# [What is asked]
Leaving out the pictures, please retype each record exactly.
#### Provided records
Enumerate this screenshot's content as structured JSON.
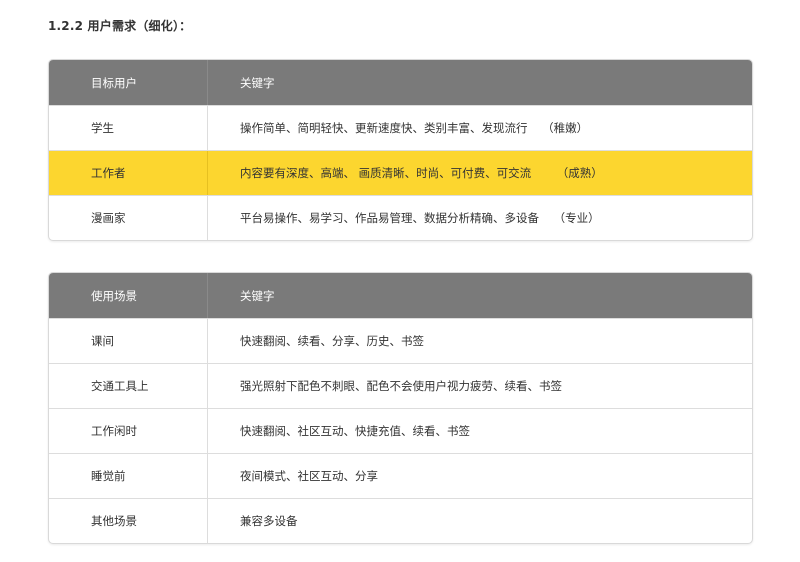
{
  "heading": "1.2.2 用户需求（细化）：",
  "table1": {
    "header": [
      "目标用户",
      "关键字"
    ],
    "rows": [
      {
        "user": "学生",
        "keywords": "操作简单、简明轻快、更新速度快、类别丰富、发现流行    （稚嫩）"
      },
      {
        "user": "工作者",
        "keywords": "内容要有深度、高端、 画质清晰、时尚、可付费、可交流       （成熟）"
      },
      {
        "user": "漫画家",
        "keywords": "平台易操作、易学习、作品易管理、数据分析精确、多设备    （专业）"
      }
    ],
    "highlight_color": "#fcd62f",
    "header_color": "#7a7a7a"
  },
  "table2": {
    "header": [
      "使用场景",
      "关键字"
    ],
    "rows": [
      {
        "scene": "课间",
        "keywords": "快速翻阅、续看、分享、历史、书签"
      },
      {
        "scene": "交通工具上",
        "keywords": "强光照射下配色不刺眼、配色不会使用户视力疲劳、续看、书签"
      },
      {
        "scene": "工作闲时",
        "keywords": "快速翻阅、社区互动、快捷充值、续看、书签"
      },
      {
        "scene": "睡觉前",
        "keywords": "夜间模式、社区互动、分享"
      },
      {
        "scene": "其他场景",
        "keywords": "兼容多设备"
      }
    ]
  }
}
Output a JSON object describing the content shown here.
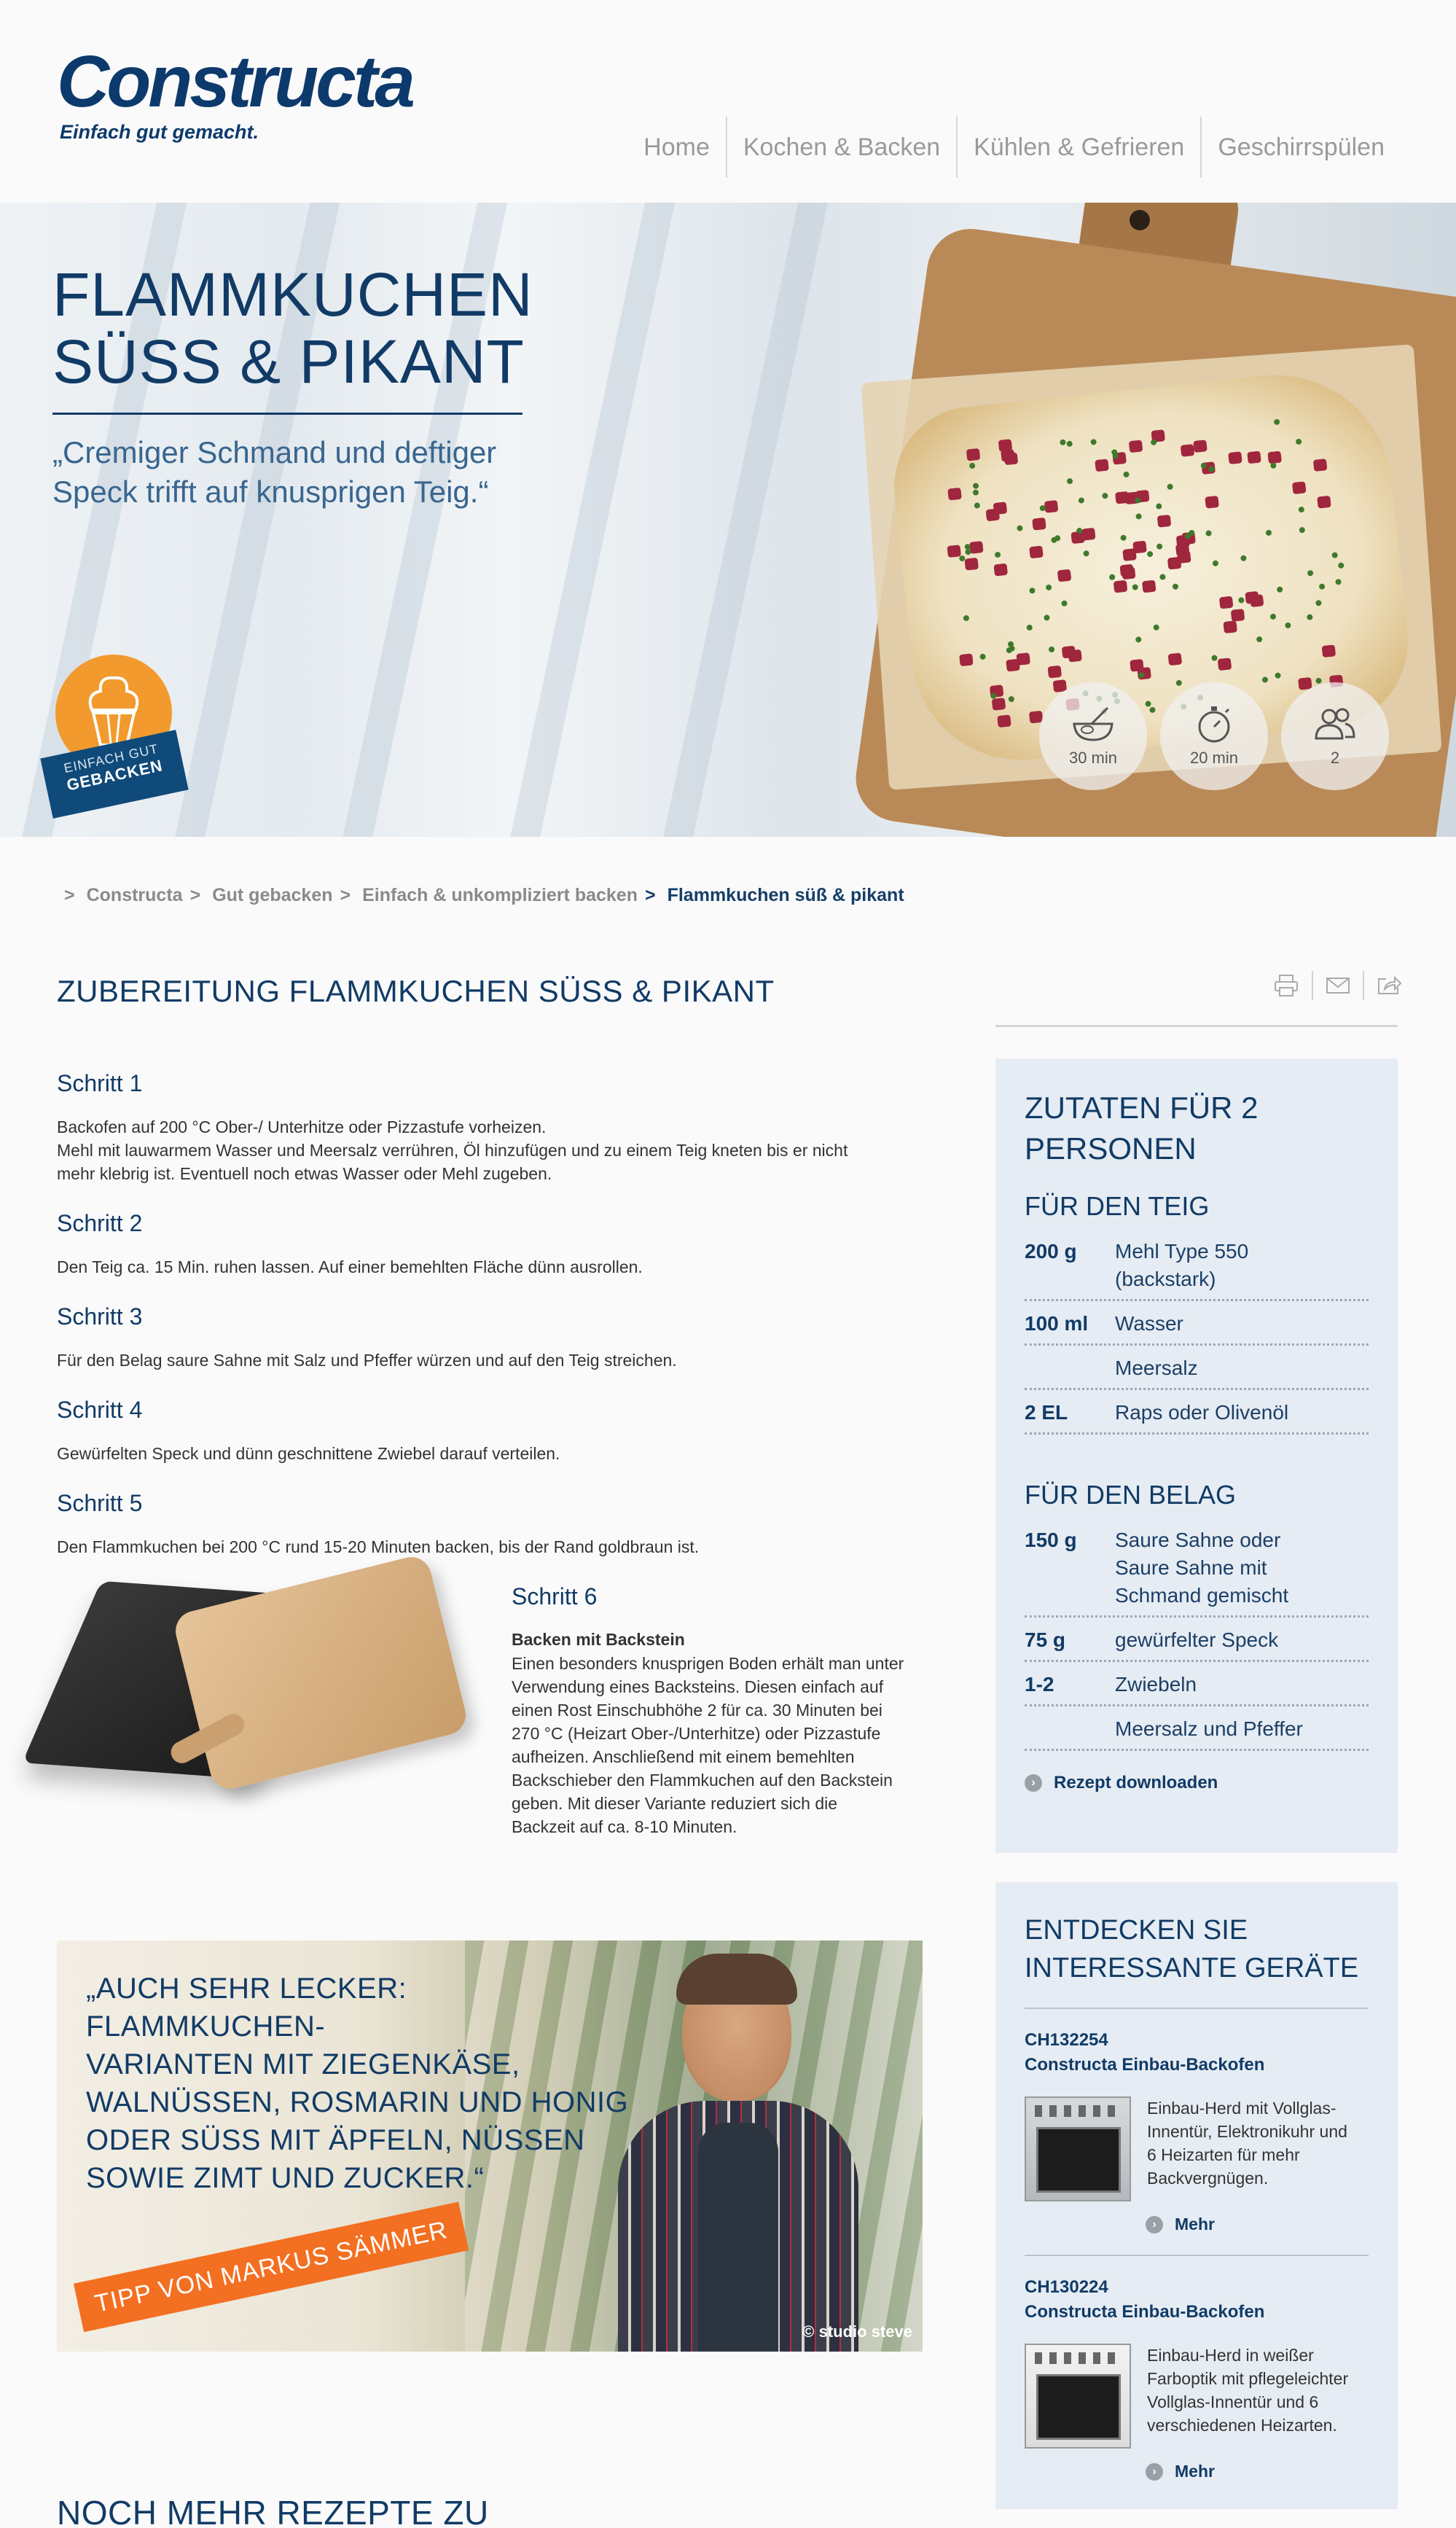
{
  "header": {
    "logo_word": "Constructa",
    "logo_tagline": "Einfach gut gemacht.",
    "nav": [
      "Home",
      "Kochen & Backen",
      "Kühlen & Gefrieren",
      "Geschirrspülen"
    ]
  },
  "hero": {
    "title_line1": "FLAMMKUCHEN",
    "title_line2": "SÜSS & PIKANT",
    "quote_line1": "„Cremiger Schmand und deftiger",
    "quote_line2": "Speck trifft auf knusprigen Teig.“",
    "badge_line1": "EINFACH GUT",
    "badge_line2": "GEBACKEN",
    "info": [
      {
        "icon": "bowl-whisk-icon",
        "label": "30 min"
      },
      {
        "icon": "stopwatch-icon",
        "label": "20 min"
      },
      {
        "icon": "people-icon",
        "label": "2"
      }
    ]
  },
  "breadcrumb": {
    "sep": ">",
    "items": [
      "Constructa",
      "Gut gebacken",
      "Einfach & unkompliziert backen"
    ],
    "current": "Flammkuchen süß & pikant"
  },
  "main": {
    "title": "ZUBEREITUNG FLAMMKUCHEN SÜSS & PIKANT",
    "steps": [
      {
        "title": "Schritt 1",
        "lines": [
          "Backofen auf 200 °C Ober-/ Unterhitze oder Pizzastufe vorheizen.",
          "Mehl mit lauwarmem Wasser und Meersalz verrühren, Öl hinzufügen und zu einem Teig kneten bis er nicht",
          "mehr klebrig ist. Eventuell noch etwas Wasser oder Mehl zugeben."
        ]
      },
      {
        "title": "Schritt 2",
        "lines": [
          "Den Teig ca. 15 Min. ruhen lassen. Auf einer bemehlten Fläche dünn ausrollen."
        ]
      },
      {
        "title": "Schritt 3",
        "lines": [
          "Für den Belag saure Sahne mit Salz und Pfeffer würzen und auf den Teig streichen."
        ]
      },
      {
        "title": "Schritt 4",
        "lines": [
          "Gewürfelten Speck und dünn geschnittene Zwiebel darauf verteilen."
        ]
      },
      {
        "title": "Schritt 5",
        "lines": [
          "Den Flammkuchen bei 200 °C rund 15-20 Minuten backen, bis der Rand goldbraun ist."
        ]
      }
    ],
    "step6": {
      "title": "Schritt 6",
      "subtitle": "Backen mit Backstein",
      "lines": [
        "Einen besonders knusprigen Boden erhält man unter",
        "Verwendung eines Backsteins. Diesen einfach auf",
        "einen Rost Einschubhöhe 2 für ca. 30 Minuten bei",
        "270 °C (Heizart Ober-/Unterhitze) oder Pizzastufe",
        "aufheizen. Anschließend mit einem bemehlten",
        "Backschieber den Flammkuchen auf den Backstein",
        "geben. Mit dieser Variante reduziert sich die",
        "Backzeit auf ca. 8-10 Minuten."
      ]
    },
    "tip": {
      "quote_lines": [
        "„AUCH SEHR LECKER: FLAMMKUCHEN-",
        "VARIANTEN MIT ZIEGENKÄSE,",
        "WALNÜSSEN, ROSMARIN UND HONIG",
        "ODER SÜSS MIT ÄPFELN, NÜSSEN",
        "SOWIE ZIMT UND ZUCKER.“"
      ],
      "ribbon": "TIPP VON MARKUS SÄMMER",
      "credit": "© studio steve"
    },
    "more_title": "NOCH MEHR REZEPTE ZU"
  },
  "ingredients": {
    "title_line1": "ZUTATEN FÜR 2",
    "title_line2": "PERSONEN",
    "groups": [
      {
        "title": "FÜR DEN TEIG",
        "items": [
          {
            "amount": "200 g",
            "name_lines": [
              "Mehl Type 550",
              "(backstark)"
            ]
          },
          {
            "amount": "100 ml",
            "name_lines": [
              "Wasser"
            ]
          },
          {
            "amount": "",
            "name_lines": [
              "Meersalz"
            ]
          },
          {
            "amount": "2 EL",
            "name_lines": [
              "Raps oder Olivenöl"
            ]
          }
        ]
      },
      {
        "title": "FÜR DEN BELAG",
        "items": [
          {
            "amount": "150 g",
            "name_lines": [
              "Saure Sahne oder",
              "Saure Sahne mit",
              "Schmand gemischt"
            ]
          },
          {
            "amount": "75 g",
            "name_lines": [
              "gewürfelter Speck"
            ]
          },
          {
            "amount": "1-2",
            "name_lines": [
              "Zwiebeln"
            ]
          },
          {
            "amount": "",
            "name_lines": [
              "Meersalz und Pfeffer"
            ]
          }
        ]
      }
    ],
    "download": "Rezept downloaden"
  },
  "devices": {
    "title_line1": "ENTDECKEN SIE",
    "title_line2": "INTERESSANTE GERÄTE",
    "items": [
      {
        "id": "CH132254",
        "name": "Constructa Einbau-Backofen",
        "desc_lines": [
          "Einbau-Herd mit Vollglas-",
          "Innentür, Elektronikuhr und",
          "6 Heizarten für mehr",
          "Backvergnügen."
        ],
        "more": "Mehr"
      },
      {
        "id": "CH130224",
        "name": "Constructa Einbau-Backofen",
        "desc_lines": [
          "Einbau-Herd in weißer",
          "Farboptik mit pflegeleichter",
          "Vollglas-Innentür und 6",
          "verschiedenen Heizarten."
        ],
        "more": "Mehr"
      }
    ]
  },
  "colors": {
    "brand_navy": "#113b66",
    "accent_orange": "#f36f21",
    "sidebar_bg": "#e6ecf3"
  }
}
########
# [Worked solution]
Enumerate this screenshot's content as structured JSON.
{
  "heading": "1.2.2 用户需求（细化）：",
  "table1": {
    "header": [
      "目标用户",
      "关键字"
    ],
    "rows": [
      {
        "user": "学生",
        "keywords": "操作简单、简明轻快、更新速度快、类别丰富、发现流行    （稚嫩）"
      },
      {
        "user": "工作者",
        "keywords": "内容要有深度、高端、 画质清晰、时尚、可付费、可交流       （成熟）"
      },
      {
        "user": "漫画家",
        "keywords": "平台易操作、易学习、作品易管理、数据分析精确、多设备    （专业）"
      }
    ],
    "highlight_color": "#fcd62f",
    "header_color": "#7a7a7a"
  },
  "table2": {
    "header": [
      "使用场景",
      "关键字"
    ],
    "rows": [
      {
        "scene": "课间",
        "keywords": "快速翻阅、续看、分享、历史、书签"
      },
      {
        "scene": "交通工具上",
        "keywords": "强光照射下配色不刺眼、配色不会使用户视力疲劳、续看、书签"
      },
      {
        "scene": "工作闲时",
        "keywords": "快速翻阅、社区互动、快捷充值、续看、书签"
      },
      {
        "scene": "睡觉前",
        "keywords": "夜间模式、社区互动、分享"
      },
      {
        "scene": "其他场景",
        "keywords": "兼容多设备"
      }
    ]
  }
}
Output a JSON object describing the content shown here.
{
  "header": {
    "logo_word": "Constructa",
    "logo_tagline": "Einfach gut gemacht.",
    "nav": [
      "Home",
      "Kochen & Backen",
      "Kühlen & Gefrieren",
      "Geschirrspülen"
    ]
  },
  "hero": {
    "title_line1": "FLAMMKUCHEN",
    "title_line2": "SÜSS & PIKANT",
    "quote_line1": "„Cremiger Schmand und deftiger",
    "quote_line2": "Speck trifft auf knusprigen Teig.“",
    "badge_line1": "EINFACH GUT",
    "badge_line2": "GEBACKEN",
    "info": [
      {
        "icon": "bowl-whisk-icon",
        "label": "30 min"
      },
      {
        "icon": "stopwatch-icon",
        "label": "20 min"
      },
      {
        "icon": "people-icon",
        "label": "2"
      }
    ]
  },
  "breadcrumb": {
    "sep": ">",
    "items": [
      "Constructa",
      "Gut gebacken",
      "Einfach & unkompliziert backen"
    ],
    "current": "Flammkuchen süß & pikant"
  },
  "main": {
    "title": "ZUBEREITUNG FLAMMKUCHEN SÜSS & PIKANT",
    "steps": [
      {
        "title": "Schritt 1",
        "lines": [
          "Backofen auf 200 °C Ober-/ Unterhitze oder Pizzastufe vorheizen.",
          "Mehl mit lauwarmem Wasser und Meersalz verrühren, Öl hinzufügen und zu einem Teig kneten bis er nicht",
          "mehr klebrig ist. Eventuell noch etwas Wasser oder Mehl zugeben."
        ]
      },
      {
        "title": "Schritt 2",
        "lines": [
          "Den Teig ca. 15 Min. ruhen lassen. Auf einer bemehlten Fläche dünn ausrollen."
        ]
      },
      {
        "title": "Schritt 3",
        "lines": [
          "Für den Belag saure Sahne mit Salz und Pfeffer würzen und auf den Teig streichen."
        ]
      },
      {
        "title": "Schritt 4",
        "lines": [
          "Gewürfelten Speck und dünn geschnittene Zwiebel darauf verteilen."
        ]
      },
      {
        "title": "Schritt 5",
        "lines": [
          "Den Flammkuchen bei 200 °C rund 15-20 Minuten backen, bis der Rand goldbraun ist."
        ]
      }
    ],
    "step6": {
      "title": "Schritt 6",
      "subtitle": "Backen mit Backstein",
      "lines": [
        "Einen besonders knusprigen Boden erhält man unter",
        "Verwendung eines Backsteins. Diesen einfach auf",
        "einen Rost Einschubhöhe 2 für ca. 30 Minuten bei",
        "270 °C (Heizart Ober-/Unterhitze) oder Pizzastufe",
        "aufheizen. Anschließend mit einem bemehlten",
        "Backschieber den Flammkuchen auf den Backstein",
        "geben. Mit dieser Variante reduziert sich die",
        "Backzeit auf ca. 8-10 Minuten."
      ]
    },
    "tip": {
      "quote_lines": [
        "„AUCH SEHR LECKER: FLAMMKUCHEN-",
        "VARIANTEN MIT ZIEGENKÄSE,",
        "WALNÜSSEN, ROSMARIN UND HONIG",
        "ODER SÜSS MIT ÄPFELN, NÜSSEN",
        "SOWIE ZIMT UND ZUCKER.“"
      ],
      "ribbon": "TIPP VON MARKUS SÄMMER",
      "credit": "© studio steve"
    },
    "more_title": "NOCH MEHR REZEPTE ZU"
  },
  "ingredients": {
    "title_line1": "ZUTATEN FÜR 2",
    "title_line2": "PERSONEN",
    "groups": [
      {
        "title": "FÜR DEN TEIG",
        "items": [
          {
            "amount": "200 g",
            "name_lines": [
              "Mehl Type 550",
              "(backstark)"
            ]
          },
          {
            "amount": "100 ml",
            "name_lines": [
              "Wasser"
            ]
          },
          {
            "amount": "",
            "name_lines": [
              "Meersalz"
            ]
          },
          {
            "amount": "2 EL",
            "name_lines": [
              "Raps oder Olivenöl"
            ]
          }
        ]
      },
      {
        "title": "FÜR DEN BELAG",
        "items": [
          {
            "amount": "150 g",
            "name_lines": [
              "Saure Sahne oder",
              "Saure Sahne mit",
              "Schmand gemischt"
            ]
          },
          {
            "amount": "75 g",
            "name_lines": [
              "gewürfelter Speck"
            ]
          },
          {
            "amount": "1-2",
            "name_lines": [
              "Zwiebeln"
            ]
          },
          {
            "amount": "",
            "name_lines": [
              "Meersalz und Pfeffer"
            ]
          }
        ]
      }
    ],
    "download": "Rezept downloaden"
  },
  "devices": {
    "title_line1": "ENTDECKEN SIE",
    "title_line2": "INTERESSANTE GERÄTE",
    "items": [
      {
        "id": "CH132254",
        "name": "Constructa Einbau-Backofen",
        "desc_lines": [
          "Einbau-Herd mit Vollglas-",
          "Innentür, Elektronikuhr und",
          "6 Heizarten für mehr",
          "Backvergnügen."
        ],
        "more": "Mehr"
      },
      {
        "id": "CH130224",
        "name": "Constructa Einbau-Backofen",
        "desc_lines": [
          "Einbau-Herd in weißer",
          "Farboptik mit pflegeleichter",
          "Vollglas-Innentür und 6",
          "verschiedenen Heizarten."
        ],
        "more": "Mehr"
      }
    ]
  },
  "colors": {
    "brand_navy": "#113b66",
    "accent_orange": "#f36f21",
    "sidebar_bg": "#e6ecf3"
  }
}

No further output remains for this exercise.